Instructions |
**1)** Answer these from the soil amendment passage:
(a) What can be used to apply liquid calcium nitrate to larger sites?
(b) How many operators does a hydroseeder or similar equipment need?
(c) Which tundra soils are not readily correctable with amendments?
**2)** For each statement, answer yes or no according to the soil amendment passage, and quote the words that decide it:
(a) Lime or gypsum can be applied at the same time as fertilizer.
(b) A vehicle approved for tundra travel is required for every site.
(c) The sprayer should be calibrated before it is used.

Passage given |
┌──

Lime or gypsum may be applied simultaneously with fertilizer (Tactics TR-3 and TR-8).

Liquid calcium nitrate can be applied to small sites using weed sprayers or watering cans, or to larger sites using a hydroseeder or similar piece of equipment. The distribution method is similar to that for powder or granular amendments. A given amount of product is sprayed methodically over a given area to achieve even distribution at the correct application rate. Calibrate the sprayer before use.

Considerations and Limitations

  • To determine the types and amounts of amendments needed, soil samples typically are sent to a soils laboratory that routinely conducts analyses for agricultural purposes, such as the University of Alaska Fairbanks Agricultural and Forestry Experiment Station in Palmer, AK. Some analytical laboratories, where soils are analyzed for contaminants, may also be equipped to calculate the need for soil amendments.
  • Extremely alkaline tundra soils are not readily correctable with amendments.

Equipment, Materials, and Personnel

  • Necessary quantity of appropriate soil amendment.
  • Cyclone spreader (1 operator) – to broadcast powdered soil amendments.
  • Vehicle approved for tundra travel (1 operator) – to pull a cyclone spreader over larger sites (optional).
  • Weed sprayer or watering can (1 operator) – to spray liquid soil amendments on small sites.
  • Hydroseeder or similar equipment (2 operators) – to spray liquid soil amendments on larger sites.
  • Personal protection equipment (PPE) - to keep workers safe (e.g., rubber gloves, dust respirator).

└──

Supplied material |
┌──

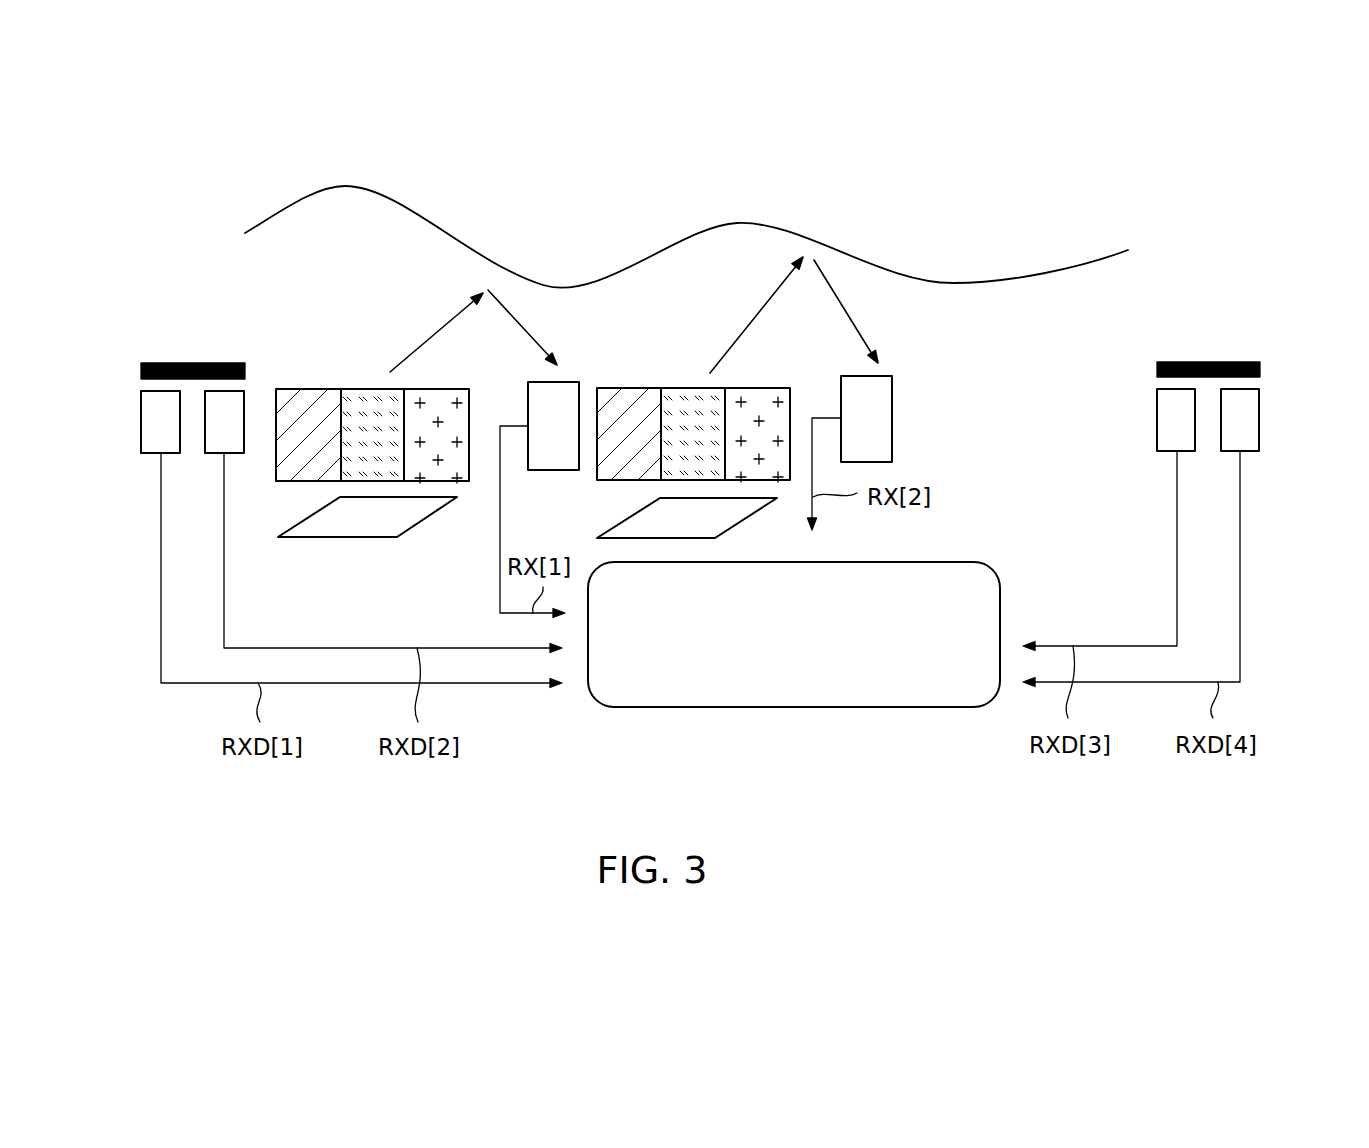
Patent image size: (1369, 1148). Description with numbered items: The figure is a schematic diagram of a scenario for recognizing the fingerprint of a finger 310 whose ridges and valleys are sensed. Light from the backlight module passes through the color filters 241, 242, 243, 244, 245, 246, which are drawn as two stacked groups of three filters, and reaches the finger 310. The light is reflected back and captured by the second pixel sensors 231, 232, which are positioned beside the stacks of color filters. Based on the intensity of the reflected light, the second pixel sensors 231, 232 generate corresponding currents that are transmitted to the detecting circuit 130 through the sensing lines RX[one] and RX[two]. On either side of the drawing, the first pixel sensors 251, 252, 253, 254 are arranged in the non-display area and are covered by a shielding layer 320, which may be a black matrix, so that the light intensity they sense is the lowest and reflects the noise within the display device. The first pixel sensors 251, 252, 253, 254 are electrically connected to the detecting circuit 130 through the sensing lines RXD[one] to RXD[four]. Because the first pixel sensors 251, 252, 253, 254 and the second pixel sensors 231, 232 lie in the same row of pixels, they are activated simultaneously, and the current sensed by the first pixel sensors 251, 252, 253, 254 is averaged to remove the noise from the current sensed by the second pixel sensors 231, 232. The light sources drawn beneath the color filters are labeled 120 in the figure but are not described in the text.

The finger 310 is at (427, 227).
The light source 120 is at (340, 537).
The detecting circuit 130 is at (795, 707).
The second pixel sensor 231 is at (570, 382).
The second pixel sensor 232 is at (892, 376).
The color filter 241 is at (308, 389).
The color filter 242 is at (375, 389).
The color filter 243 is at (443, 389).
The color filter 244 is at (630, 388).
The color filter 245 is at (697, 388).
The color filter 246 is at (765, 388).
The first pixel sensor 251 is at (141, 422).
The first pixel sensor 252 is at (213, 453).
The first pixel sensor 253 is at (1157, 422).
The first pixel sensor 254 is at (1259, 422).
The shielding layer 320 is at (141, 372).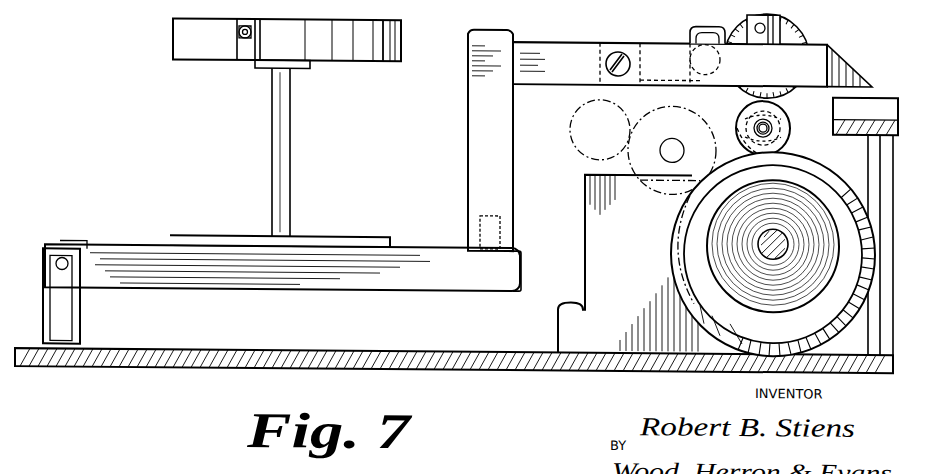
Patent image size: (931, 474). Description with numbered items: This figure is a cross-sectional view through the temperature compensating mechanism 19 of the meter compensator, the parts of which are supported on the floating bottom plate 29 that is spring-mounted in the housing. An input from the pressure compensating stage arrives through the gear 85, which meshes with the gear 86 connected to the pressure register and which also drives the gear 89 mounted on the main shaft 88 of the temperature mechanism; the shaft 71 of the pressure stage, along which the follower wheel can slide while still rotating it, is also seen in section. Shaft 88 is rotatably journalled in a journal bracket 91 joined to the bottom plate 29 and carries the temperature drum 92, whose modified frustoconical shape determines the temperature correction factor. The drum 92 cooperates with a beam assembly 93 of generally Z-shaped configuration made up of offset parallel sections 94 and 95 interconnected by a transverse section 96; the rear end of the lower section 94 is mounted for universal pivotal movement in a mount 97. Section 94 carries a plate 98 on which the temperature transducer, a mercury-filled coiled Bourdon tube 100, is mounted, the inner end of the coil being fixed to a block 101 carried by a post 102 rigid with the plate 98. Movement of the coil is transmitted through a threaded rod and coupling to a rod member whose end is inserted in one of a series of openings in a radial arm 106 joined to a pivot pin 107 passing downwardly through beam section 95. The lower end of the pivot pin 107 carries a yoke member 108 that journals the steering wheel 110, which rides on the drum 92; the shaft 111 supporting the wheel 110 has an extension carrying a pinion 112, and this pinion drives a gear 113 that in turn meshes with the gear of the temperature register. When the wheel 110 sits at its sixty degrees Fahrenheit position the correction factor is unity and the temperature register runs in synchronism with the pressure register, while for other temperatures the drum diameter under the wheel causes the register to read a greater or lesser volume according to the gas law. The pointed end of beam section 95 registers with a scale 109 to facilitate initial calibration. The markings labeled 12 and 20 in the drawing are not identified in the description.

└──

Replies |
**1)**
(a) A hydroseeder or similar piece of equipment.
(b) Two.
(c) Extremely alkaline tundra soils.

**2)**
(a) Yes: "Lime or gypsum may be applied simultaneously with fertilizer"
(b) No: "to pull a cyclone spreader over larger sites (optional)"
(c) Yes: "Calibrate the sprayer before use."